**WHAT YOU NEED TO DO:**
Report how many lines in the data include "category", with the number as the only reply.
═════ RECORD SET ═════
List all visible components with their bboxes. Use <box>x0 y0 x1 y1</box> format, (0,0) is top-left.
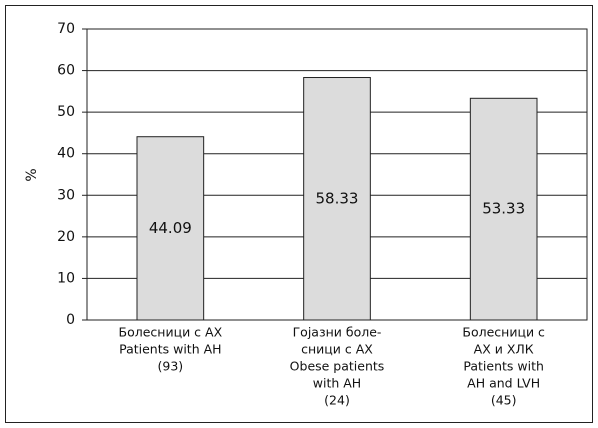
bar <box>136 136 205 321</box>
x-tick-label: Гојазни боле- <box>293 325 382 340</box>
x-tick-label: АХ и ХЛК <box>474 342 534 357</box>
y-tick-label: 60 <box>57 63 75 79</box>
x-tick-label: Patients with <box>463 359 544 374</box>
x-tick-label: Болесници с <box>462 325 545 340</box>
y-tick-label: 0 <box>66 312 75 328</box>
x-tick-label: Болесници с АХ <box>119 325 223 340</box>
y-tick-label: 70 <box>57 21 75 37</box>
y-tick-label: 50 <box>57 104 75 120</box>
y-tick-label: 20 <box>57 229 75 245</box>
data-label: 53.33 <box>482 200 525 218</box>
y-tick-label: 10 <box>57 270 75 286</box>
y-axis-label: % <box>24 168 40 181</box>
frame <box>5 5 593 423</box>
y-tick-label: 30 <box>57 187 75 203</box>
x-tick-label: Patients with AH <box>119 342 221 357</box>
x-tick-label: (93) <box>157 359 183 374</box>
bar <box>469 97 538 321</box>
x-tick-label: сници с АХ <box>301 342 373 357</box>
x-tick-label: (24) <box>324 393 350 408</box>
x-tick-label: with AH <box>313 376 361 391</box>
data-label: 44.09 <box>149 219 192 237</box>
bar <box>303 77 371 321</box>
data-label: 58.33 <box>316 189 359 207</box>
x-tick-label: (45) <box>491 393 517 408</box>
x-tick-label: Obese patients <box>290 359 385 374</box>
y-tick-label: 40 <box>57 146 75 162</box>
x-tick-label: AH and LVH <box>467 376 540 391</box>
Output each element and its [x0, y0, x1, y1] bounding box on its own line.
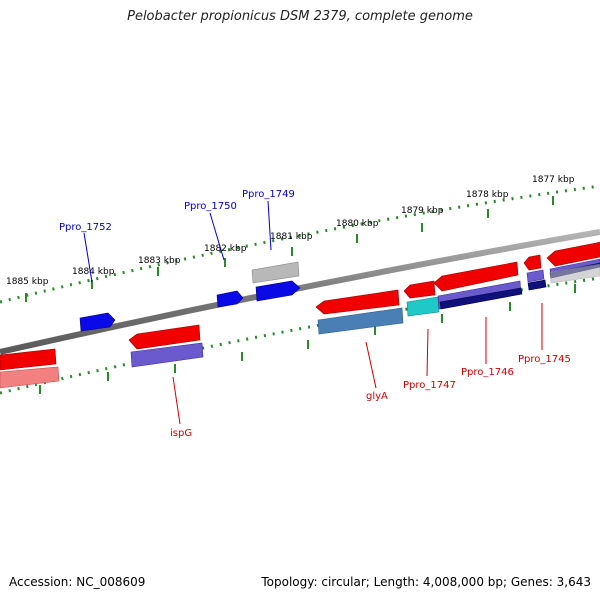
- scale-label: 1881 kbp: [270, 232, 313, 242]
- scale-label: 1885 kbp: [6, 277, 49, 287]
- gene-dark-small[interactable]: [527, 279, 547, 291]
- forward-label-leaders: [83, 200, 272, 283]
- reverse-strand-genes: [0, 241, 600, 389]
- leader-line: [267, 200, 272, 251]
- reverse-label-leaders: [172, 303, 543, 425]
- gene-label-ppro-1752[interactable]: Ppro_1752: [59, 222, 112, 233]
- gene-label-ppro-1747[interactable]: Ppro_1747: [403, 380, 456, 391]
- scale-label: 1883 kbp: [138, 256, 181, 266]
- accession-label: Accession: NC_008609: [9, 575, 146, 589]
- outer-tick-track: [0, 184, 600, 304]
- scale-label: 1879 kbp: [401, 206, 444, 216]
- gene-label-ppro-1750[interactable]: Ppro_1750: [184, 201, 237, 212]
- gene-label-ppro-1746[interactable]: Ppro_1746: [461, 367, 514, 378]
- gene-label-ppro-1745[interactable]: Ppro_1745: [518, 354, 571, 365]
- topology-summary: Topology: circular; Length: 4,008,000 bp…: [261, 575, 591, 589]
- leader-line: [426, 328, 429, 377]
- inner-tick-ring: [0, 276, 600, 395]
- gene-ispg[interactable]: [128, 324, 201, 350]
- gene-ppro-1746-domain-dark[interactable]: [439, 287, 523, 310]
- gene-glya[interactable]: [315, 289, 400, 315]
- gene-ppro-1747-domain[interactable]: [406, 296, 440, 317]
- gene-ispg-domain[interactable]: [130, 342, 204, 368]
- gene-label-glya[interactable]: glyA: [366, 391, 388, 402]
- gene-grey-right[interactable]: [549, 263, 600, 284]
- gene-ppro-1750[interactable]: [216, 290, 244, 308]
- scale-label: 1880 kbp: [336, 219, 379, 229]
- gene-glya-domain[interactable]: [317, 307, 404, 335]
- major-ticks: [25, 196, 554, 302]
- forward-strand-genes: [79, 261, 545, 332]
- leader-line: [83, 232, 93, 283]
- gene-red-left[interactable]: [0, 348, 57, 371]
- gene-small-forward[interactable]: [526, 269, 545, 283]
- gene-red-edge[interactable]: [596, 242, 600, 252]
- gene-red-small[interactable]: [523, 254, 542, 271]
- map-title: Pelobacter propionicus DSM 2379, complet…: [127, 9, 473, 24]
- gene-ppro-1749[interactable]: [255, 280, 301, 302]
- leader-line: [365, 341, 377, 389]
- inner-tick-track: [0, 276, 600, 395]
- gene-ppro-1747[interactable]: [403, 280, 436, 299]
- scale-label: 1877 kbp: [532, 175, 575, 185]
- gene-grey-1[interactable]: [251, 261, 300, 284]
- inner-major-ticks: [39, 284, 576, 394]
- gene-ppro-1746[interactable]: [433, 261, 519, 292]
- outer-tick-ring: [0, 184, 600, 304]
- gene-label-ppro-1749[interactable]: Ppro_1749: [242, 189, 295, 200]
- gene-ppro-1752[interactable]: [79, 312, 116, 332]
- leader-line: [209, 212, 225, 261]
- gene-pink-left[interactable]: [0, 366, 60, 389]
- gene-label-ispg[interactable]: ispG: [170, 428, 192, 439]
- scale-label: 1882 kbp: [204, 244, 247, 254]
- gene-ppro-1745[interactable]: [546, 241, 600, 267]
- scale-label: 1884 kbp: [72, 267, 115, 277]
- scale-label: 1878 kbp: [466, 190, 509, 200]
- leader-line: [172, 376, 181, 425]
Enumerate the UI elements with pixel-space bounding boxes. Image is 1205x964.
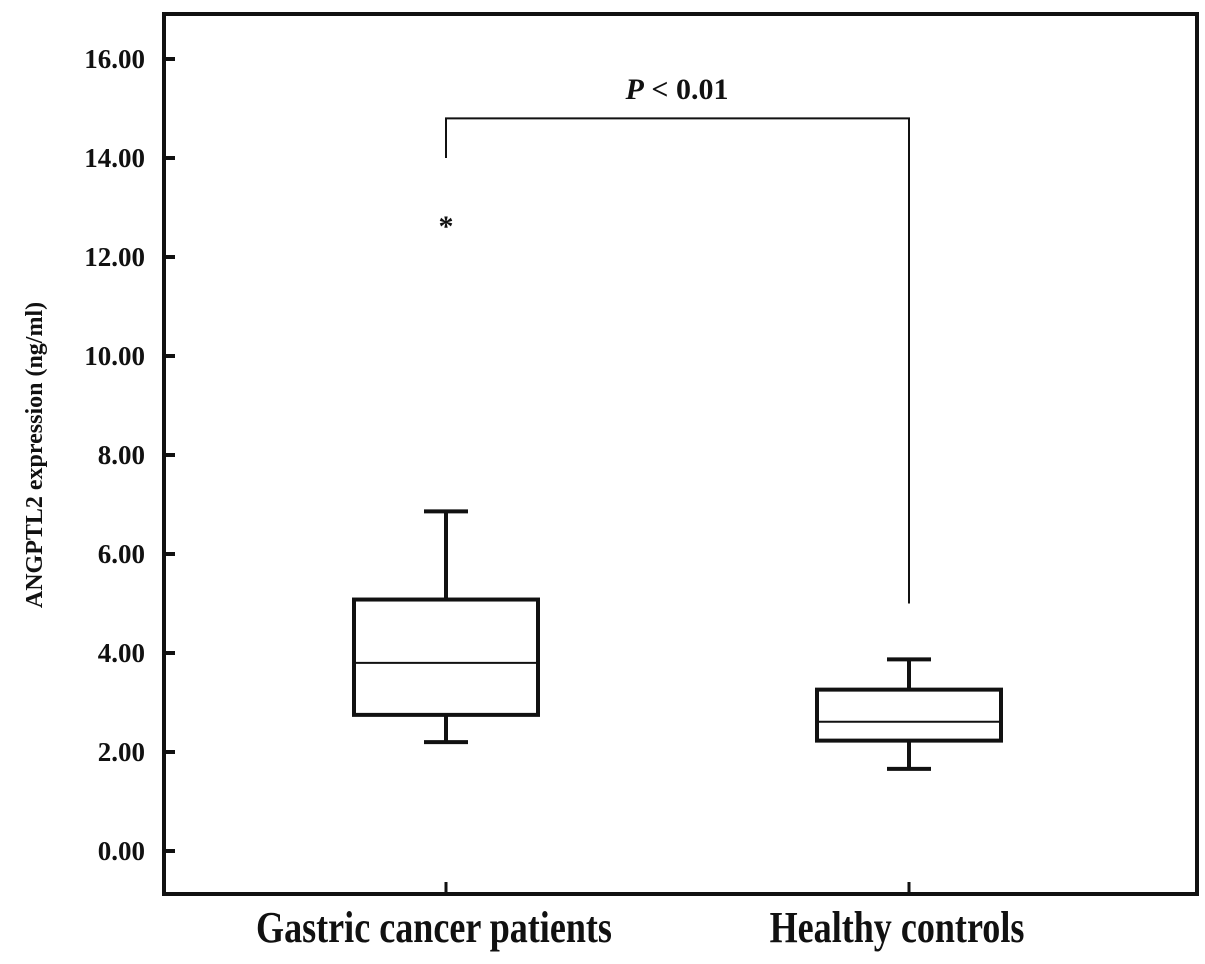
box-healthy-controls: [815, 657, 1003, 771]
y-tick-label: 12.00: [84, 242, 145, 272]
y-axis-label: ANGPTL2 expression (ng/ml): [22, 302, 48, 608]
y-tick-label: 10.00: [84, 341, 145, 371]
y-tick-label: 14.00: [84, 143, 145, 173]
iqr-box: [815, 687, 1003, 743]
p-symbol: P: [625, 73, 645, 106]
y-tick-label: 2.00: [98, 737, 145, 767]
y-tick-label: 6.00: [98, 539, 145, 569]
plot-frame: [162, 12, 1199, 896]
x-category-label: Healthy controls: [770, 903, 1025, 952]
iqr-box: [352, 597, 540, 717]
p-value-label: P < 0.01: [625, 73, 729, 106]
y-tick-label: 16.00: [84, 44, 145, 74]
y-tick-label: 4.00: [98, 638, 145, 668]
p-value-text: < 0.01: [644, 73, 729, 106]
y-tick-label: 0.00: [98, 836, 145, 866]
box-gastric-cancer: *: [352, 210, 540, 745]
significance-bracket: [445, 117, 910, 604]
outlier-marker: *: [439, 210, 454, 243]
y-tick-label: 8.00: [98, 440, 145, 470]
x-category-label: Gastric cancer patients: [256, 903, 612, 952]
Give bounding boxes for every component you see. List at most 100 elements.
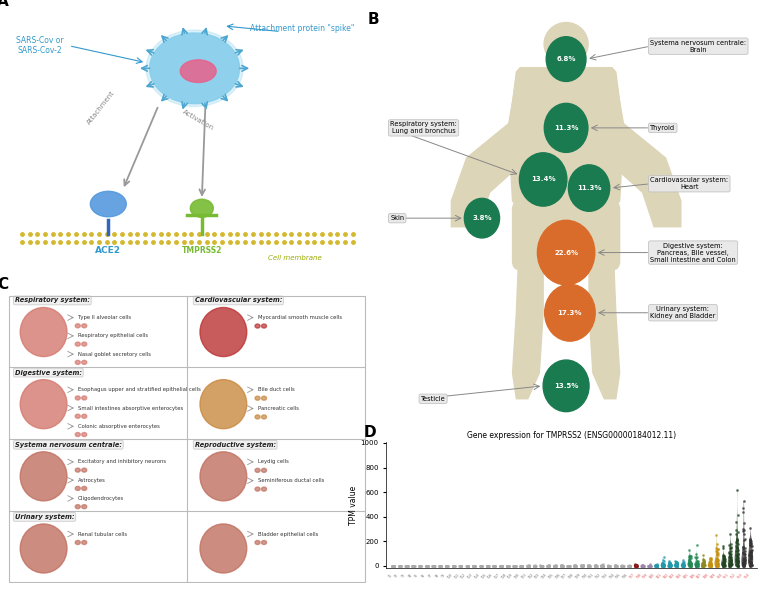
Point	[657, 561, 669, 571]
Point	[441, 561, 453, 571]
Point	[737, 559, 750, 568]
Point	[556, 561, 568, 571]
Ellipse shape	[181, 60, 216, 82]
Point	[597, 561, 609, 570]
Point	[679, 558, 691, 567]
Point	[737, 545, 749, 554]
Point	[516, 561, 528, 571]
Point	[643, 561, 656, 570]
Text: 13.4%: 13.4%	[531, 177, 555, 183]
Point	[555, 561, 568, 571]
Point	[534, 561, 546, 570]
Point	[629, 561, 641, 571]
Point	[665, 560, 677, 570]
Point	[454, 561, 466, 571]
Text: T22: T22	[528, 573, 535, 580]
Text: A: A	[0, 0, 8, 9]
Point	[664, 558, 676, 568]
Point	[744, 551, 757, 560]
Point	[724, 561, 737, 570]
Point	[568, 561, 581, 570]
Point	[454, 561, 467, 571]
Point	[649, 560, 662, 570]
Point	[665, 560, 677, 570]
Point	[442, 561, 454, 571]
Circle shape	[82, 324, 86, 328]
Point	[656, 561, 668, 570]
Point	[523, 561, 535, 571]
Point	[555, 561, 567, 571]
Point	[496, 561, 508, 571]
Point	[731, 552, 744, 561]
Point	[461, 561, 473, 571]
Point	[664, 558, 676, 568]
Point	[745, 558, 757, 568]
Point	[630, 561, 642, 571]
Point	[536, 561, 549, 571]
Point	[656, 558, 669, 568]
Point	[682, 560, 695, 569]
Circle shape	[146, 30, 243, 107]
Point	[563, 561, 575, 571]
Point	[610, 561, 622, 571]
Point	[617, 561, 629, 571]
Point	[737, 548, 750, 558]
Point	[725, 556, 737, 565]
Point	[610, 561, 622, 571]
Point	[724, 551, 736, 561]
Point	[737, 559, 749, 568]
Point	[656, 559, 669, 568]
Point	[548, 561, 560, 570]
Point	[529, 561, 541, 570]
Point	[503, 561, 515, 571]
Point	[536, 561, 549, 571]
Point	[744, 561, 756, 571]
Point	[698, 561, 710, 570]
Point	[515, 561, 527, 571]
Point	[395, 561, 407, 571]
Point	[718, 561, 730, 570]
Point	[422, 561, 434, 571]
Point	[440, 561, 452, 571]
Point	[644, 561, 656, 571]
Point	[535, 561, 547, 571]
Circle shape	[546, 37, 586, 81]
Point	[427, 561, 439, 571]
Text: Leydig cells: Leydig cells	[258, 459, 288, 464]
Point	[670, 557, 682, 567]
Point	[658, 561, 670, 570]
Point	[678, 560, 690, 569]
Point	[683, 554, 695, 564]
Point	[678, 561, 690, 570]
Point	[400, 561, 412, 571]
Point	[414, 561, 426, 571]
Point	[548, 561, 560, 571]
Point	[703, 560, 715, 570]
Point	[651, 561, 663, 570]
Point	[622, 561, 634, 571]
Point	[718, 560, 730, 569]
Point	[725, 552, 737, 562]
Point	[467, 561, 480, 571]
Point	[548, 561, 560, 571]
Point	[711, 546, 724, 555]
Point	[732, 557, 744, 566]
Point	[568, 561, 581, 571]
Circle shape	[75, 468, 80, 472]
Point	[401, 561, 413, 571]
Point	[622, 561, 634, 571]
Point	[665, 560, 677, 570]
Point	[662, 560, 675, 569]
Point	[683, 556, 695, 565]
Point	[555, 561, 568, 571]
Point	[388, 561, 400, 571]
Point	[568, 561, 581, 570]
Point	[717, 561, 729, 571]
Point	[744, 548, 757, 557]
Point	[691, 558, 703, 567]
Point	[475, 561, 487, 571]
Point	[724, 543, 736, 552]
Point	[698, 557, 710, 567]
Point	[649, 561, 662, 571]
Text: Excitatory and inhibitory neurons: Excitatory and inhibitory neurons	[78, 459, 166, 464]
═════
**EXERCISE ANSWER:**
2